**Description of the task:** Reproduce all entries verbatim, with nothing added or dropped.

** START Input records **

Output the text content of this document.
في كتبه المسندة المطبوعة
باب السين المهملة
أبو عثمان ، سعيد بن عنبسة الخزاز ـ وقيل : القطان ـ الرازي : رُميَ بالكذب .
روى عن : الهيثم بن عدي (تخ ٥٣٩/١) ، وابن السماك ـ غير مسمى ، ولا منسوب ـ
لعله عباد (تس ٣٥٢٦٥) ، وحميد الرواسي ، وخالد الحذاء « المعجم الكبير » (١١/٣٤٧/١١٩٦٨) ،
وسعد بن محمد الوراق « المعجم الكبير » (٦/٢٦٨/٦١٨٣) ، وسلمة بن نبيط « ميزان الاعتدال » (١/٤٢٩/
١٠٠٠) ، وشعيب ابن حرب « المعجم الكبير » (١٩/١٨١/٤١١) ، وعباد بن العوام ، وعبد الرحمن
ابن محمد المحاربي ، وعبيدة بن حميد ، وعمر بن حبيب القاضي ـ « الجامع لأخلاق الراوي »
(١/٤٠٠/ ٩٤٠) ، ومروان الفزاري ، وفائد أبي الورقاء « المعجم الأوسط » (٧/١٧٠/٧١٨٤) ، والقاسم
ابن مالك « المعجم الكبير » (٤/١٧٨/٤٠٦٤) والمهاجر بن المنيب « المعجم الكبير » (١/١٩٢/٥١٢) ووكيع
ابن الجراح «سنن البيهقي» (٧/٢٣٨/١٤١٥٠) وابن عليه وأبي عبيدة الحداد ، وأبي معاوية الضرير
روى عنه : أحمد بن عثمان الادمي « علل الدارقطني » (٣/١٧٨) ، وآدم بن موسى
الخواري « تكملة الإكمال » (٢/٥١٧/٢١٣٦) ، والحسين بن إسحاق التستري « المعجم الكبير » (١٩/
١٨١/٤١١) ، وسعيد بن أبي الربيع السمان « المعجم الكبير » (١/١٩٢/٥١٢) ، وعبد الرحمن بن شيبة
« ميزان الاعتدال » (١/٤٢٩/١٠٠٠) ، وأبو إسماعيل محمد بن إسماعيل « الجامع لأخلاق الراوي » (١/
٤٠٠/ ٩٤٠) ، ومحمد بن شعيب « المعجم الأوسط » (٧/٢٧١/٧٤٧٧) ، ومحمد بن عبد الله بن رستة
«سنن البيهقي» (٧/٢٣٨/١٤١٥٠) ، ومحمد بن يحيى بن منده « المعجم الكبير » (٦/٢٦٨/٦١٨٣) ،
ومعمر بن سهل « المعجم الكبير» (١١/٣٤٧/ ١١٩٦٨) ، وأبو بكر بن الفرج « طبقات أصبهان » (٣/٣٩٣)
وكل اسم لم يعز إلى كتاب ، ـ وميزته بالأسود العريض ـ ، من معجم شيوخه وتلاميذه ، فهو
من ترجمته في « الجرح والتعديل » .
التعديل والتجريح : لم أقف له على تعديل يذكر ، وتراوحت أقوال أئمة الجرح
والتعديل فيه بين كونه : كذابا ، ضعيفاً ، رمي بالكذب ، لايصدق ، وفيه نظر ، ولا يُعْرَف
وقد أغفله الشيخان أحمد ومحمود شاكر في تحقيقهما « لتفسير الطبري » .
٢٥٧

** END Input records **

**Worked solution:**
Output the text content of this document.
في كتبه المسندة المطبوعة
باب السين المهملة
أبو عثمان ، سعيد بن عنبسة الخزاز ـ وقيل : القطان ـ الرازي : رُميَ بالكذب .
روى عن : الهيثم بن عدي (تخ ٥٣٩/١) ، وابن السماك ـ غير مسمى ، ولا منسوب ـ
لعله عباد (تس ٣٥٢٦٥) ، وحميد الرواسي ، وخالد الحذاء « المعجم الكبير » (١١/٣٤٧/١١٩٦٨) ،
وسعد بن محمد الوراق « المعجم الكبير » (٦/٢٦٨/٦١٨٣) ، وسلمة بن نبيط « ميزان الاعتدال » (١/٤٢٩/
١٠٠٠) ، وشعيب ابن حرب « المعجم الكبير » (١٩/١٨١/٤١١) ، وعباد بن العوام ، وعبد الرحمن
ابن محمد المحاربي ، وعبيدة بن حميد ، وعمر بن حبيب القاضي ـ « الجامع لأخلاق الراوي »
(١/٤٠٠/ ٩٤٠) ، ومروان الفزاري ، وفائد أبي الورقاء « المعجم الأوسط » (٧/١٧٠/٧١٨٤) ، والقاسم
ابن مالك « المعجم الكبير » (٤/١٧٨/٤٠٦٤) والمهاجر بن المنيب « المعجم الكبير » (١/١٩٢/٥١٢) ووكيع
ابن الجراح «سنن البيهقي» (٧/٢٣٨/١٤١٥٠) وابن عليه وأبي عبيدة الحداد ، وأبي معاوية الضرير
روى عنه : أحمد بن عثمان الادمي « علل الدارقطني » (٣/١٧٨) ، وآدم بن موسى
الخواري « تكملة الإكمال » (٢/٥١٧/٢١٣٦) ، والحسين بن إسحاق التستري « المعجم الكبير » (١٩/
١٨١/٤١١) ، وسعيد بن أبي الربيع السمان « المعجم الكبير » (١/١٩٢/٥١٢) ، وعبد الرحمن بن شيبة
« ميزان الاعتدال » (١/٤٢٩/١٠٠٠) ، وأبو إسماعيل محمد بن إسماعيل « الجامع لأخلاق الراوي » (١/
٤٠٠/ ٩٤٠) ، ومحمد بن شعيب « المعجم الأوسط » (٧/٢٧١/٧٤٧٧) ، ومحمد بن عبد الله بن رستة
«سنن البيهقي» (٧/٢٣٨/١٤١٥٠) ، ومحمد بن يحيى بن منده « المعجم الكبير » (٦/٢٦٨/٦١٨٣) ،
ومعمر بن سهل « المعجم الكبير» (١١/٣٤٧/ ١١٩٦٨) ، وأبو بكر بن الفرج « طبقات أصبهان » (٣/٣٩٣)
وكل اسم لم يعز إلى كتاب ، ـ وميزته بالأسود العريض ـ ، من معجم شيوخه وتلاميذه ، فهو
من ترجمته في « الجرح والتعديل » .
التعديل والتجريح : لم أقف له على تعديل يذكر ، وتراوحت أقوال أئمة الجرح
والتعديل فيه بين كونه : كذابا ، ضعيفاً ، رمي بالكذب ، لايصدق ، وفيه نظر ، ولا يُعْرَف
وقد أغفله الشيخان أحمد ومحمود شاكر في تحقيقهما « لتفسير الطبري » .
٢٥٧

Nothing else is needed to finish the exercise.